*WORK TO COMPLETE*.
Below are some records. Copy every line in them that holds "Double".

*EXTRACTED INFORMATION*.
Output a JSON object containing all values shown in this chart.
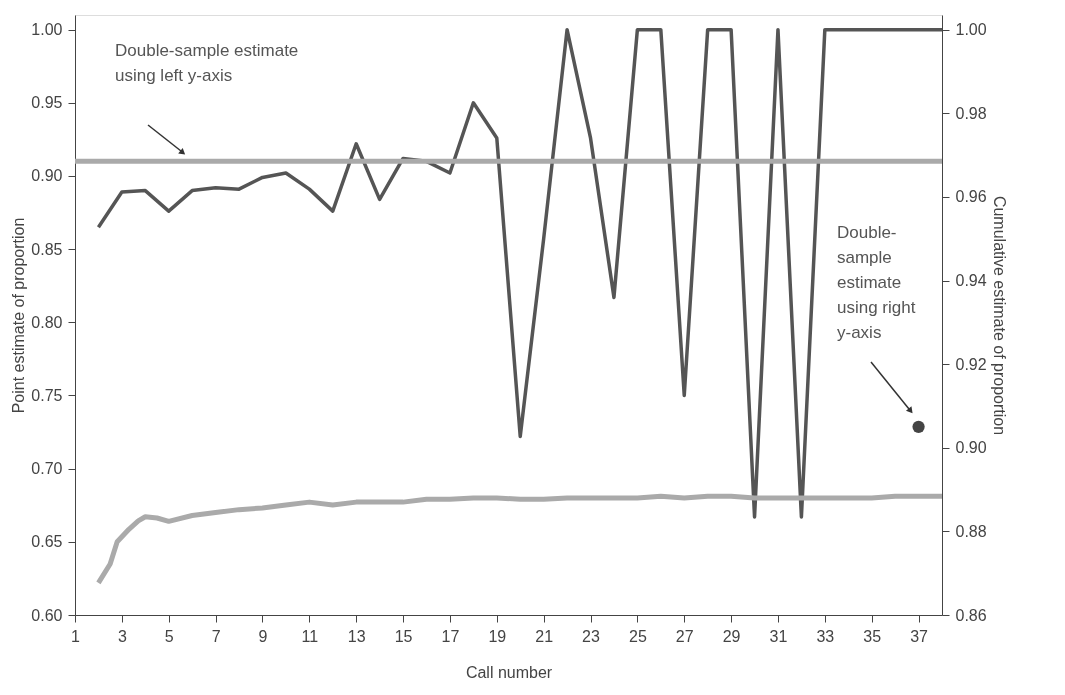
{
  "chart_data": {
    "type": "line",
    "xlabel": "Call number",
    "ylabel": "Point estimate of proportion",
    "y2label": "Cumulative estimate of proportion",
    "xlim": [
      1,
      38
    ],
    "xticks": [
      1,
      3,
      5,
      7,
      9,
      11,
      13,
      15,
      17,
      19,
      21,
      23,
      25,
      27,
      29,
      31,
      33,
      35,
      37
    ],
    "ylim": [
      0.6,
      1.01
    ],
    "yticks": [
      {
        "value": 0.6,
        "label": "0.60"
      },
      0.65,
      {
        "value": 0.7,
        "label": "0.70"
      },
      0.75,
      {
        "value": 0.8,
        "label": "0.80"
      },
      0.85,
      {
        "value": 0.9,
        "label": "0.90"
      },
      0.95,
      {
        "value": 1.0,
        "label": "1.00"
      }
    ],
    "y2lim": [
      0.86,
      1.0035
    ],
    "y2ticks": [
      0.86,
      0.88,
      {
        "value": 0.9,
        "label": "0.90"
      },
      0.92,
      0.94,
      0.96,
      0.98,
      {
        "value": 1.0,
        "label": "1.00"
      }
    ],
    "grid": false,
    "series": [
      {
        "color": "#555555",
        "x": [
          2,
          3,
          4,
          5,
          6,
          7,
          8,
          9,
          10,
          11,
          12,
          13,
          14,
          15,
          16,
          17,
          18,
          19,
          20,
          21,
          22,
          23,
          24,
          25,
          26,
          27,
          28,
          29,
          30,
          31,
          32,
          33,
          34,
          35,
          36,
          37,
          38
        ],
        "values": [
          0.865,
          0.889,
          0.89,
          0.876,
          0.89,
          0.892,
          0.891,
          0.899,
          0.902,
          0.891,
          0.876,
          0.922,
          0.884,
          0.912,
          0.91,
          0.902,
          0.95,
          0.926,
          0.722,
          0.857,
          1.0,
          0.926,
          0.817,
          1.0,
          1.0,
          0.75,
          1.0,
          1.0,
          0.667,
          1.0,
          0.667,
          1.0,
          1.0,
          1.0,
          1.0,
          1.0,
          1.0
        ]
      },
      {
        "axis": "y2",
        "color": "#aaaaaa",
        "x": [
          2,
          2.5,
          2.8,
          3.3,
          3.7,
          4,
          4.5,
          5,
          6,
          7,
          8,
          9,
          10,
          11,
          12,
          13,
          14,
          15,
          16,
          17,
          18,
          19,
          20,
          21,
          22,
          23,
          24,
          25,
          26,
          27,
          28,
          29,
          30,
          31,
          32,
          33,
          34,
          35,
          36,
          37,
          38
        ],
        "values": [
          0.8677,
          0.8722,
          0.8775,
          0.8805,
          0.8825,
          0.8835,
          0.8832,
          0.8824,
          0.8838,
          0.8845,
          0.8852,
          0.8856,
          0.8863,
          0.887,
          0.8863,
          0.887,
          0.887,
          0.887,
          0.8877,
          0.8877,
          0.888,
          0.888,
          0.8877,
          0.8877,
          0.888,
          0.888,
          0.888,
          0.888,
          0.8884,
          0.888,
          0.8884,
          0.8884,
          0.888,
          0.888,
          0.888,
          0.888,
          0.888,
          0.888,
          0.8884,
          0.8884,
          0.8884
        ]
      },
      {
        "type": "scatter",
        "axis": "y2",
        "color": "#444444",
        "x": [
          37
        ],
        "values": [
          0.905
        ]
      }
    ],
    "ref_lines": [
      {
        "axis": "y",
        "value": 0.91,
        "color": "#aaaaaa"
      }
    ],
    "annotations": [
      "Double-sample estimate using left y-axis",
      "Double-sample estimate using right y-axis"
    ]
  }
}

*EXERCISE OUTPUT*.
      "Double-sample estimate using left y-axis",
      "Double-sample estimate using right y-axis"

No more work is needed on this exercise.